··· ENTRIES SHOWN
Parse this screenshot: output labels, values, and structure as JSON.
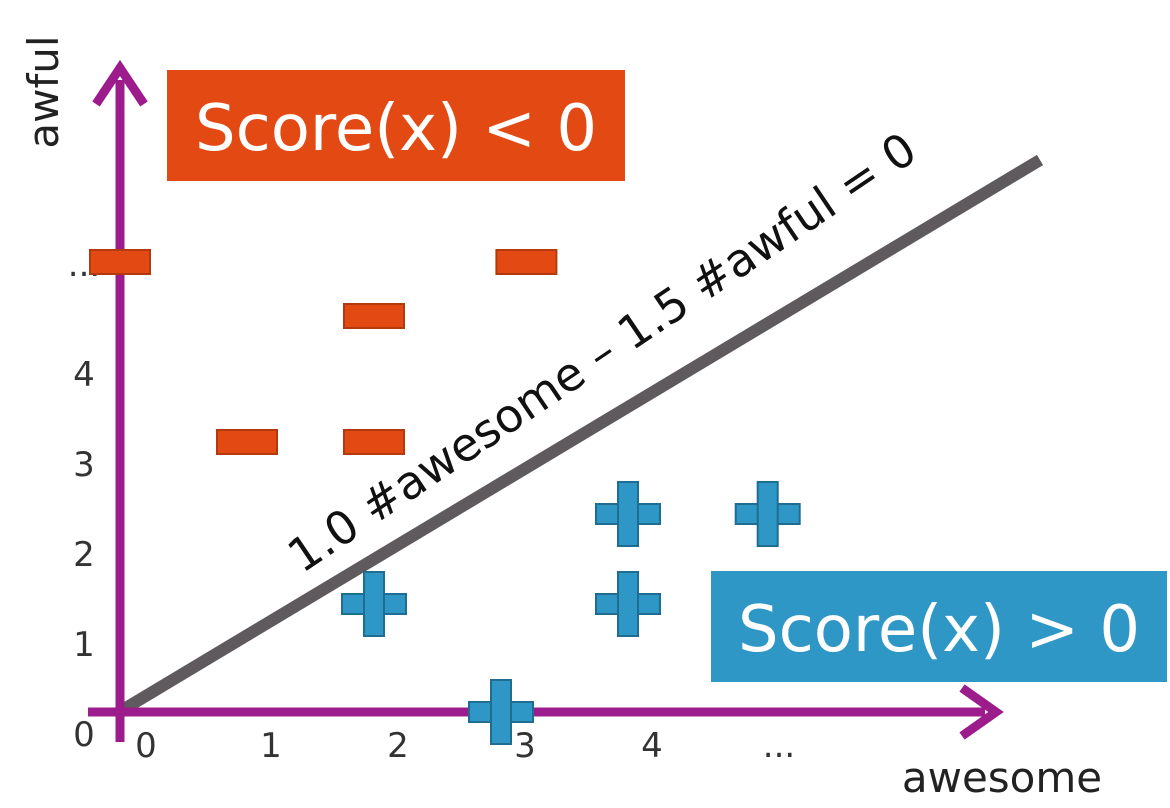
{
  "chart_data": {
    "type": "scatter",
    "title": "",
    "xlabel": "awesome",
    "ylabel": "awful",
    "xlim": [
      0,
      5
    ],
    "ylim": [
      0,
      5
    ],
    "x_ticks": [
      "0",
      "1",
      "2",
      "3",
      "4",
      "..."
    ],
    "y_ticks": [
      "0",
      "1",
      "2",
      "3",
      "4",
      "..."
    ],
    "decision_boundary": {
      "equation": "1.0 #awesome – 1.5 #awful = 0",
      "w_awesome": 1.0,
      "w_awful": -1.5
    },
    "regions": {
      "negative": "Score(x) < 0",
      "positive": "Score(x) > 0"
    },
    "series": [
      {
        "class": "negative",
        "marker": "minus",
        "points": [
          [
            0,
            5
          ],
          [
            1,
            3
          ],
          [
            2,
            3
          ],
          [
            2,
            4.4
          ],
          [
            3.2,
            5
          ]
        ]
      },
      {
        "class": "positive",
        "marker": "plus",
        "points": [
          [
            2,
            1.2
          ],
          [
            3,
            0
          ],
          [
            4,
            1.2
          ],
          [
            4,
            2.2
          ],
          [
            5.1,
            2.2
          ]
        ]
      }
    ],
    "colors": {
      "axis": "#9c1c8c",
      "negative": "#e34a13",
      "positive": "#2f97c6",
      "boundary": "#5e5a5e"
    }
  }
}
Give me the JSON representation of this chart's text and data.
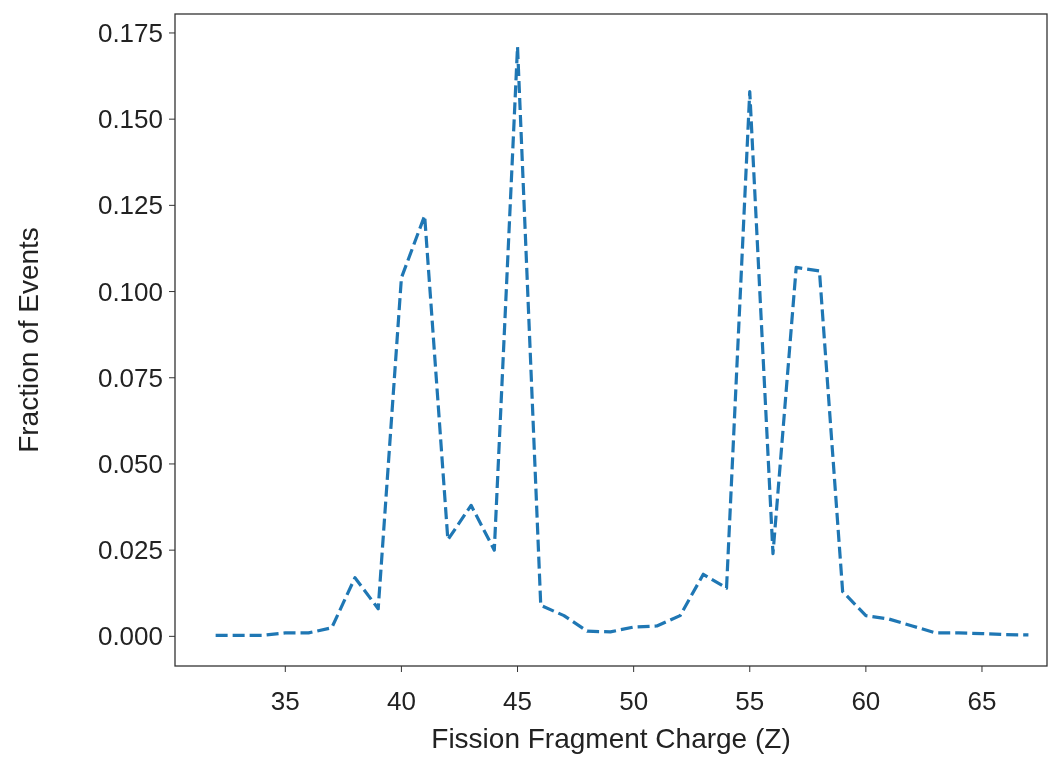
{
  "chart_data": {
    "type": "line",
    "xlabel": "Fission Fragment Charge (Z)",
    "ylabel": "Fraction of Events",
    "x": [
      32,
      33,
      34,
      35,
      36,
      37,
      38,
      39,
      40,
      41,
      42,
      43,
      44,
      45,
      46,
      47,
      48,
      49,
      50,
      51,
      52,
      53,
      54,
      55,
      56,
      57,
      58,
      59,
      60,
      61,
      62,
      63,
      64,
      65,
      66,
      67
    ],
    "series": [
      {
        "color": "#1f77b4",
        "values": [
          0.0003,
          0.0003,
          0.0003,
          0.001,
          0.001,
          0.0025,
          0.017,
          0.008,
          0.104,
          0.122,
          0.028,
          0.038,
          0.025,
          0.171,
          0.009,
          0.006,
          0.0015,
          0.0013,
          0.0027,
          0.003,
          0.006,
          0.018,
          0.014,
          0.158,
          0.024,
          0.107,
          0.106,
          0.013,
          0.006,
          0.005,
          0.003,
          0.001,
          0.001,
          0.0008,
          0.0005,
          0.0004
        ]
      }
    ],
    "xlim": [
      30.25,
      67.8
    ],
    "xticks": [
      35,
      40,
      45,
      50,
      55,
      60,
      65
    ],
    "ylim": [
      -0.0086,
      0.1805
    ],
    "yticks": [
      {
        "value": 0,
        "label": "0.000"
      },
      {
        "value": 0.025,
        "label": "0.025"
      },
      {
        "value": 0.05,
        "label": "0.050"
      },
      {
        "value": 0.075,
        "label": "0.075"
      },
      {
        "value": 0.1,
        "label": "0.100"
      },
      {
        "value": 0.125,
        "label": "0.125"
      },
      {
        "value": 0.15,
        "label": "0.150"
      },
      {
        "value": 0.175,
        "label": "0.175"
      }
    ],
    "grid": false,
    "marker": "none",
    "line_style": "dashed"
  }
}
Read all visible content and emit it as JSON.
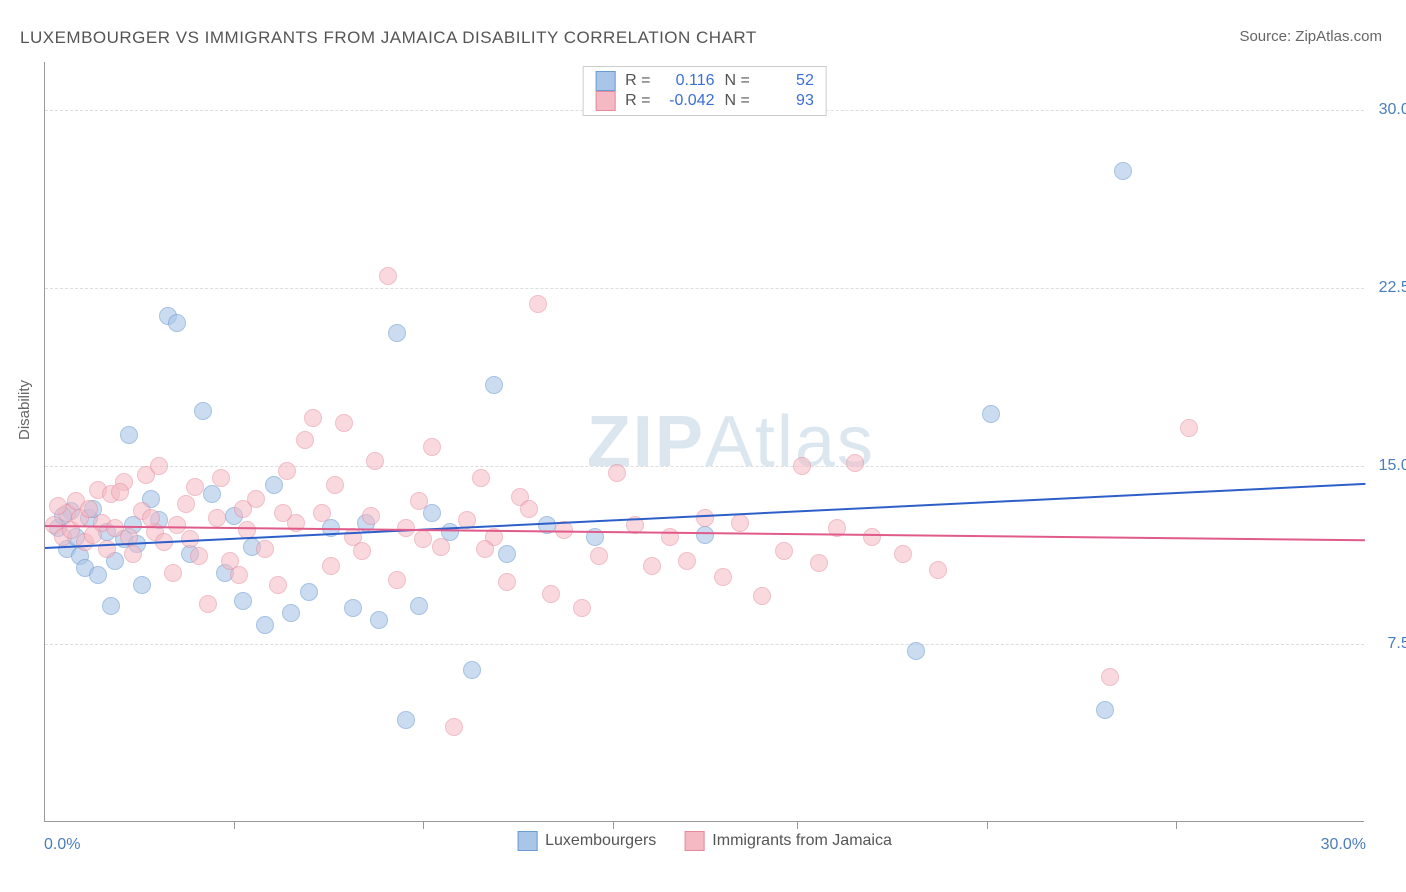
······
> **STATED PROBLEM**: Copy every line of the data that holds the string "this".

> **COMPLETED EXERCISE**:
Parse this screenshot: output labels, values, and structure as JSON.
Give me the JSON representation of this chart's text and data.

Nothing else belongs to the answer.